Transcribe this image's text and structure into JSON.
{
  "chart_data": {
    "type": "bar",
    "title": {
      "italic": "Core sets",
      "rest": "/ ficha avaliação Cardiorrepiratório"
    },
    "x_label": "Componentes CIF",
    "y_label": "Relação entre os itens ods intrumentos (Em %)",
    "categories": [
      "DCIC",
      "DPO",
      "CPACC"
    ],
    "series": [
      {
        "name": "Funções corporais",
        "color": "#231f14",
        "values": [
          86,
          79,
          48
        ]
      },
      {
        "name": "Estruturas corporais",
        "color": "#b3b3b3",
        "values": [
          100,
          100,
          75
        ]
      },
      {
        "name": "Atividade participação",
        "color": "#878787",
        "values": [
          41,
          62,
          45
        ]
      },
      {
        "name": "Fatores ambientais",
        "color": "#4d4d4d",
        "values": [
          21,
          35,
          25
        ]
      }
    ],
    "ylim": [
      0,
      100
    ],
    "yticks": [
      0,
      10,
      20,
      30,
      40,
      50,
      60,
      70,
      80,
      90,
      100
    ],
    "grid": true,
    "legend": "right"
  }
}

----------------

Extract the complete set of records unchanged.

> [EXERCISE RESPONSE]
Transcribe this image's text and structure into JSON.
{
  "chart_data": {
    "type": "bar",
    "title": {
      "italic": "Core sets",
      "rest": "/ ficha avaliação Cardiorrepiratório"
    },
    "x_label": "Componentes CIF",
    "y_label": "Relação entre os itens ods intrumentos (Em %)",
    "categories": [
      "DCIC",
      "DPO",
      "CPACC"
    ],
    "series": [
      {
        "name": "Funções corporais",
        "color": "#231f14",
        "values": [
          86,
          79,
          48
        ]
      },
      {
        "name": "Estruturas corporais",
        "color": "#b3b3b3",
        "values": [
          100,
          100,
          75
        ]
      },
      {
        "name": "Atividade participação",
        "color": "#878787",
        "values": [
          41,
          62,
          45
        ]
      },
      {
        "name": "Fatores ambientais",
        "color": "#4d4d4d",
        "values": [
          21,
          35,
          25
        ]
      }
    ],
    "ylim": [
      0,
      100
    ],
    "yticks": [
      0,
      10,
      20,
      30,
      40,
      50,
      60,
      70,
      80,
      90,
      100
    ],
    "grid": true,
    "legend": "right"
  }
}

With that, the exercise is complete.